*The exercise*
Transcribe the whole listing below without changing a word, but leave out every image.

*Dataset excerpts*
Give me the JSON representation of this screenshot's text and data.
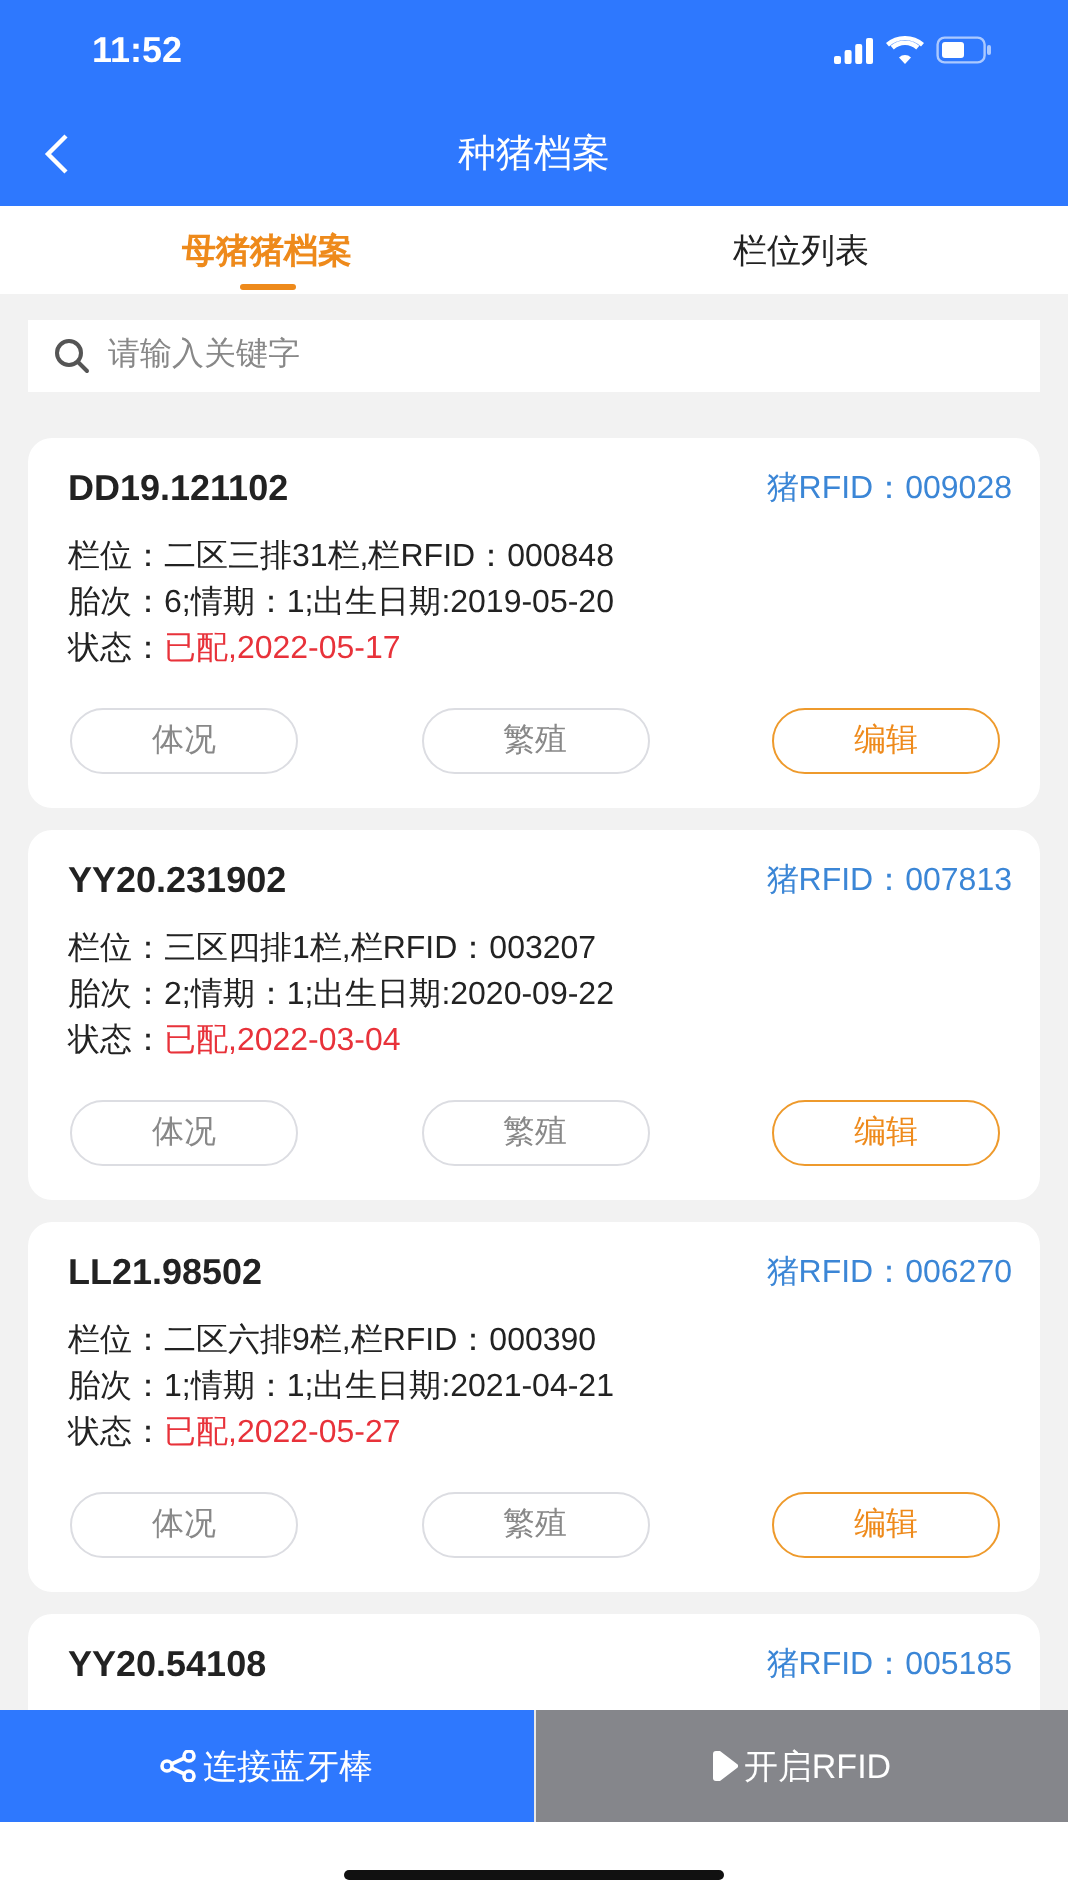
{
  "status_bar": {
    "time": "11:52"
  },
  "nav": {
    "title": "种猪档案"
  },
  "tabs": [
    {
      "label": "母猪猪档案",
      "selected": true
    },
    {
      "label": "栏位列表",
      "selected": false
    }
  ],
  "search": {
    "placeholder": "请输入关键字"
  },
  "cards": [
    {
      "id": "DD19.121102",
      "rfid": "猪RFID：009028",
      "lines": [
        "栏位：二区三排31栏,栏RFID：000848",
        "胎次：6;情期：1;出生日期:2019-05-20"
      ],
      "status_label": "状态：",
      "status": "已配,2022-05-17",
      "buttons": [
        {
          "label": "体况",
          "kind": "plain"
        },
        {
          "label": "繁殖",
          "kind": "plain"
        },
        {
          "label": "编辑",
          "kind": "accent"
        }
      ]
    },
    {
      "id": "YY20.231902",
      "rfid": "猪RFID：007813",
      "lines": [
        "栏位：三区四排1栏,栏RFID：003207",
        "胎次：2;情期：1;出生日期:2020-09-22"
      ],
      "status_label": "状态：",
      "status": "已配,2022-03-04",
      "buttons": [
        {
          "label": "体况",
          "kind": "plain"
        },
        {
          "label": "繁殖",
          "kind": "plain"
        },
        {
          "label": "编辑",
          "kind": "accent"
        }
      ]
    },
    {
      "id": "LL21.98502",
      "rfid": "猪RFID：006270",
      "lines": [
        "栏位：二区六排9栏,栏RFID：000390",
        "胎次：1;情期：1;出生日期:2021-04-21"
      ],
      "status_label": "状态：",
      "status": "已配,2022-05-27",
      "buttons": [
        {
          "label": "体况",
          "kind": "plain"
        },
        {
          "label": "繁殖",
          "kind": "plain"
        },
        {
          "label": "编辑",
          "kind": "accent"
        }
      ]
    },
    {
      "id": "YY20.54108",
      "rfid": "猪RFID：005185"
    }
  ],
  "bottom_buttons": [
    {
      "label": "连接蓝牙棒",
      "kind": "share"
    },
    {
      "label": "开启RFID",
      "kind": "play"
    }
  ]
}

*Written answer*
Give me the JSON representation of this screenshot's text and data.
{
  "status_bar": {
    "time": "11:52"
  },
  "nav": {
    "title": "种猪档案"
  },
  "tabs": [
    {
      "label": "母猪猪档案",
      "selected": true
    },
    {
      "label": "栏位列表",
      "selected": false
    }
  ],
  "search": {
    "placeholder": "请输入关键字"
  },
  "cards": [
    {
      "id": "DD19.121102",
      "rfid": "猪RFID：009028",
      "lines": [
        "栏位：二区三排31栏,栏RFID：000848",
        "胎次：6;情期：1;出生日期:2019-05-20"
      ],
      "status_label": "状态：",
      "status": "已配,2022-05-17",
      "buttons": [
        {
          "label": "体况",
          "kind": "plain"
        },
        {
          "label": "繁殖",
          "kind": "plain"
        },
        {
          "label": "编辑",
          "kind": "accent"
        }
      ]
    },
    {
      "id": "YY20.231902",
      "rfid": "猪RFID：007813",
      "lines": [
        "栏位：三区四排1栏,栏RFID：003207",
        "胎次：2;情期：1;出生日期:2020-09-22"
      ],
      "status_label": "状态：",
      "status": "已配,2022-03-04",
      "buttons": [
        {
          "label": "体况",
          "kind": "plain"
        },
        {
          "label": "繁殖",
          "kind": "plain"
        },
        {
          "label": "编辑",
          "kind": "accent"
        }
      ]
    },
    {
      "id": "LL21.98502",
      "rfid": "猪RFID：006270",
      "lines": [
        "栏位：二区六排9栏,栏RFID：000390",
        "胎次：1;情期：1;出生日期:2021-04-21"
      ],
      "status_label": "状态：",
      "status": "已配,2022-05-27",
      "buttons": [
        {
          "label": "体况",
          "kind": "plain"
        },
        {
          "label": "繁殖",
          "kind": "plain"
        },
        {
          "label": "编辑",
          "kind": "accent"
        }
      ]
    },
    {
      "id": "YY20.54108",
      "rfid": "猪RFID：005185"
    }
  ],
  "bottom_buttons": [
    {
      "label": "连接蓝牙棒",
      "kind": "share"
    },
    {
      "label": "开启RFID",
      "kind": "play"
    }
  ]
}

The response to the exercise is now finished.